Figure data in JSON
::::::

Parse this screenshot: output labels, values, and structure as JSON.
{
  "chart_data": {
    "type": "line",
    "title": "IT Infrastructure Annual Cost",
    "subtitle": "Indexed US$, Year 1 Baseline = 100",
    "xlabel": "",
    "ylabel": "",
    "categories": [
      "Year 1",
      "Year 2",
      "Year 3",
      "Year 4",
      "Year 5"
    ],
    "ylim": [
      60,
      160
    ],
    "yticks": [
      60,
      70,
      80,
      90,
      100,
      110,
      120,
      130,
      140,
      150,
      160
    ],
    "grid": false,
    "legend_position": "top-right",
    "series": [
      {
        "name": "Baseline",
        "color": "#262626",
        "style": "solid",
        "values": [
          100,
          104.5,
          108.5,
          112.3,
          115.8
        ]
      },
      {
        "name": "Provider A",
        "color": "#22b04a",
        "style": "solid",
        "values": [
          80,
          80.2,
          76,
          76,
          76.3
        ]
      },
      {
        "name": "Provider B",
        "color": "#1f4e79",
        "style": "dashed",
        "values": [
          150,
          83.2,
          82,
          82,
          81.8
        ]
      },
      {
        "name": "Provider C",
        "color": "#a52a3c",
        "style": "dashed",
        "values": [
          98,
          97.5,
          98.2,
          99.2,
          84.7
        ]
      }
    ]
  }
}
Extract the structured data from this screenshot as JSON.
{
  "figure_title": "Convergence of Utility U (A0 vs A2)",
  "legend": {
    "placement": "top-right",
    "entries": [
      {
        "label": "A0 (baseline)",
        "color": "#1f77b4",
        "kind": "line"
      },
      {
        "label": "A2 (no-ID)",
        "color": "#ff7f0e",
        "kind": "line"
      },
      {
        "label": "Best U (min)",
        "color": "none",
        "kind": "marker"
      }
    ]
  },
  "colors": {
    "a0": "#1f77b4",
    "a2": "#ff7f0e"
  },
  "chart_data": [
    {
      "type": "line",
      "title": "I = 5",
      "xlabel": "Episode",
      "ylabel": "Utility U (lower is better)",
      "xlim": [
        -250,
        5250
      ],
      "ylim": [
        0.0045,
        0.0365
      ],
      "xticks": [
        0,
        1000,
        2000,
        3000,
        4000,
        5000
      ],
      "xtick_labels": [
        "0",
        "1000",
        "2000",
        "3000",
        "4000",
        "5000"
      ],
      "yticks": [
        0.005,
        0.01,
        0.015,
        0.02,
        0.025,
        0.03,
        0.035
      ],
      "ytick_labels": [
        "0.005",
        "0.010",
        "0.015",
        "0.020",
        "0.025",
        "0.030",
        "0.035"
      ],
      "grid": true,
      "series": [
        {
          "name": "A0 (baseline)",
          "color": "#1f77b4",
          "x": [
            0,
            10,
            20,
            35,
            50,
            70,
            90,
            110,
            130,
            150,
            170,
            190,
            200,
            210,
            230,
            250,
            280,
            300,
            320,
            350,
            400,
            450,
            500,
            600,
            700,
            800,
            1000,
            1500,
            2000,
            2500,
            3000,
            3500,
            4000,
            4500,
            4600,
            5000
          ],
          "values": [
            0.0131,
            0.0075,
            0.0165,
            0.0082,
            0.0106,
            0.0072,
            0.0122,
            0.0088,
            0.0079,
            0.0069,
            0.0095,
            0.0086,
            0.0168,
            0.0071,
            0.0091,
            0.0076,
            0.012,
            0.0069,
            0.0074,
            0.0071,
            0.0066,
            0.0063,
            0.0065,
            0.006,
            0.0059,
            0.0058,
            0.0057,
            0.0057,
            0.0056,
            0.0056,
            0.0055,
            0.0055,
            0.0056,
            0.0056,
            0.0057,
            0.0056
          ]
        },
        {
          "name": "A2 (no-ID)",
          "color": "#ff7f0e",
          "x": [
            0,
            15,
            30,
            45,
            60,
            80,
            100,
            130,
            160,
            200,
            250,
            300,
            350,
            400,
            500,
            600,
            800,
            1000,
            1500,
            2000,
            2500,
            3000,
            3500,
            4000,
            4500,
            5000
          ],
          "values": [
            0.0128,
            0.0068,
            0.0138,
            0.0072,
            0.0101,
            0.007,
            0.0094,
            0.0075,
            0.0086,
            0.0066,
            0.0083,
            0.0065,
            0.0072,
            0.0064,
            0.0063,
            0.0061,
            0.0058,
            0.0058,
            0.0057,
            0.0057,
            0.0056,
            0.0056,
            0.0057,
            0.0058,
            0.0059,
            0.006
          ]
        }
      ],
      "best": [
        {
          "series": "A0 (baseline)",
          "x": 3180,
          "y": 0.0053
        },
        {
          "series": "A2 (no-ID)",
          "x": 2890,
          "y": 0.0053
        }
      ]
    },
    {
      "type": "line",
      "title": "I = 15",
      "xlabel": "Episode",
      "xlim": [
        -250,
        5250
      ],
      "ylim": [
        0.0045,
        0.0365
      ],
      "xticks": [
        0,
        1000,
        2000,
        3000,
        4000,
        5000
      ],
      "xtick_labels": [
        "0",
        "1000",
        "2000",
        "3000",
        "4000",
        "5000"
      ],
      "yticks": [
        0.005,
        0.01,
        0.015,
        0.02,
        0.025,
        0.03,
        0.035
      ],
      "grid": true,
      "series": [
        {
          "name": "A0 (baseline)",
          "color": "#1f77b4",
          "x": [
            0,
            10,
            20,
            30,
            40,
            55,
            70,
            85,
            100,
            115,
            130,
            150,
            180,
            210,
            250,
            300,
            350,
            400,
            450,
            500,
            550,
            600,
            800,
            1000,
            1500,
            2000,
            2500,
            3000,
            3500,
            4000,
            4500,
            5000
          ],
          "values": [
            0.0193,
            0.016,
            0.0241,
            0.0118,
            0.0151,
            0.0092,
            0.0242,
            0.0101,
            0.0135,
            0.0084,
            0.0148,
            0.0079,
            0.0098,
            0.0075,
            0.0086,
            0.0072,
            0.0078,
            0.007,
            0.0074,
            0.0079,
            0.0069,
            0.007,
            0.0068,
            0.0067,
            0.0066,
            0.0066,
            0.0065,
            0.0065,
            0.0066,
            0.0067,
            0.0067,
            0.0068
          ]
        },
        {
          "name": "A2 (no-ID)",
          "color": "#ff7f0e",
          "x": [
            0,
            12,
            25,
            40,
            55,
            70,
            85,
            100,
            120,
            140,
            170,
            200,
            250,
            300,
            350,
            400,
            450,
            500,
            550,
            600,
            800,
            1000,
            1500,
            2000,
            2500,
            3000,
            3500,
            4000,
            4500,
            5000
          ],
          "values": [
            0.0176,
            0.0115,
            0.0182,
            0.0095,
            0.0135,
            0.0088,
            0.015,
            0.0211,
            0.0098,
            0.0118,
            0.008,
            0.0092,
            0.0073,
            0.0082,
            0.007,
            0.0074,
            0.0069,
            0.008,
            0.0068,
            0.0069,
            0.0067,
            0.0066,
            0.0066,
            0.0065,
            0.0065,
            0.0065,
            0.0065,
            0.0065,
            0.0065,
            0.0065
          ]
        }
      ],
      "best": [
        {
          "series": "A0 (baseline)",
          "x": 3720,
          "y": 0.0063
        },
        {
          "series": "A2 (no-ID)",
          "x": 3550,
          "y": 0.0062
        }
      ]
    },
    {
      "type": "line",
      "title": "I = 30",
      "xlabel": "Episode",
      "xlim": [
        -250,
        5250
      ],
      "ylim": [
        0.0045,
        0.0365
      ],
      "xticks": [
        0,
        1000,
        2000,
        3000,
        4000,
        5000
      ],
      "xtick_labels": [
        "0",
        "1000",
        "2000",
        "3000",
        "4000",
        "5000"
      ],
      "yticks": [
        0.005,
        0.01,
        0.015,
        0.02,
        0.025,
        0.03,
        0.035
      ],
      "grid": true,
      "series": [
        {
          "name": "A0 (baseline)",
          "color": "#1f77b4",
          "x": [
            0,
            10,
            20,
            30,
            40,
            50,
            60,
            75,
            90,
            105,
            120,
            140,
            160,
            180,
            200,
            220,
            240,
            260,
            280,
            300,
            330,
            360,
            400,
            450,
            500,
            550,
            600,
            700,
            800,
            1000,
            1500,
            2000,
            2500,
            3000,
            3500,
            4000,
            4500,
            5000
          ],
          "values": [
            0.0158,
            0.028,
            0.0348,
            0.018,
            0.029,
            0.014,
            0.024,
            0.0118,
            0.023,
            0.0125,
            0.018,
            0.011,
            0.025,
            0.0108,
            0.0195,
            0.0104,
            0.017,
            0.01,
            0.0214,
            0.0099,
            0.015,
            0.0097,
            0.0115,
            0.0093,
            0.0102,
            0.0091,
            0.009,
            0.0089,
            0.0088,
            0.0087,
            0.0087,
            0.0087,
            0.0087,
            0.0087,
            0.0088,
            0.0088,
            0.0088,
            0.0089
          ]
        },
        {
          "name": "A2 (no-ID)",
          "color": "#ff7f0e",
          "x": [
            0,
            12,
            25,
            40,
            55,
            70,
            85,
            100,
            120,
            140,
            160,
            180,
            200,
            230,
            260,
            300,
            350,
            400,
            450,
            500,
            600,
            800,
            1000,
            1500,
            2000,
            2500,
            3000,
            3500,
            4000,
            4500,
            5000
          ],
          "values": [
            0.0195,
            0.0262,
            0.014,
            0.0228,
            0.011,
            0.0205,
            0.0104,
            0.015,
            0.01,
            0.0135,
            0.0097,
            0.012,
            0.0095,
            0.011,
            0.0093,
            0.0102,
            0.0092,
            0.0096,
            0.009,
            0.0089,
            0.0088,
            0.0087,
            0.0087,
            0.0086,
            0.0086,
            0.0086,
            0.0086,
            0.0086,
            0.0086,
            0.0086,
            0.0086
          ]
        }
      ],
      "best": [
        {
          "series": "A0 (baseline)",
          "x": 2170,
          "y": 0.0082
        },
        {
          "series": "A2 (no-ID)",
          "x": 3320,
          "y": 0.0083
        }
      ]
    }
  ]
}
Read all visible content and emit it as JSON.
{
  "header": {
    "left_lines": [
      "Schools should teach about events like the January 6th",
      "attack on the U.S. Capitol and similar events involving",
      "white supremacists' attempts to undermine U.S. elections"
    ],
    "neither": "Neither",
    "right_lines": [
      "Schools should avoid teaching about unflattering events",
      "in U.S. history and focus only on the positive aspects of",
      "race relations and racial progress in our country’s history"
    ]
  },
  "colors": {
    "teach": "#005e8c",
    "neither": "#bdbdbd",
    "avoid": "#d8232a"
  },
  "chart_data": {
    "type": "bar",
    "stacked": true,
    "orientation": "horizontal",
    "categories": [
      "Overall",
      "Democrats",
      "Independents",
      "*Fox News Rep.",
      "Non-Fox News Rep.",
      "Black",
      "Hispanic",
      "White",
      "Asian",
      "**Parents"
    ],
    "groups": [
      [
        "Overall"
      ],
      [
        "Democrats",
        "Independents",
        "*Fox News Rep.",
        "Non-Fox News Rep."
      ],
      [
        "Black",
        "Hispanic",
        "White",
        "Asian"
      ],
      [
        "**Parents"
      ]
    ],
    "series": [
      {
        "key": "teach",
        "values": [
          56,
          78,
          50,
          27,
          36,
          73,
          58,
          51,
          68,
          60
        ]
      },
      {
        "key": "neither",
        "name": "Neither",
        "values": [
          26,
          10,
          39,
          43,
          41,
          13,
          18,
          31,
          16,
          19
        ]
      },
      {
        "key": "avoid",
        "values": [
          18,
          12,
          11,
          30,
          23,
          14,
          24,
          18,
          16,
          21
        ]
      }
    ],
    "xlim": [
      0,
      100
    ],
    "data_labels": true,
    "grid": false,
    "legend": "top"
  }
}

::::::

Request: Review the preceding data and report every line that includes the string "should".

Written answer:
      "Schools should teach about events like the January 6th",
      "Schools should avoid teaching about unflattering events",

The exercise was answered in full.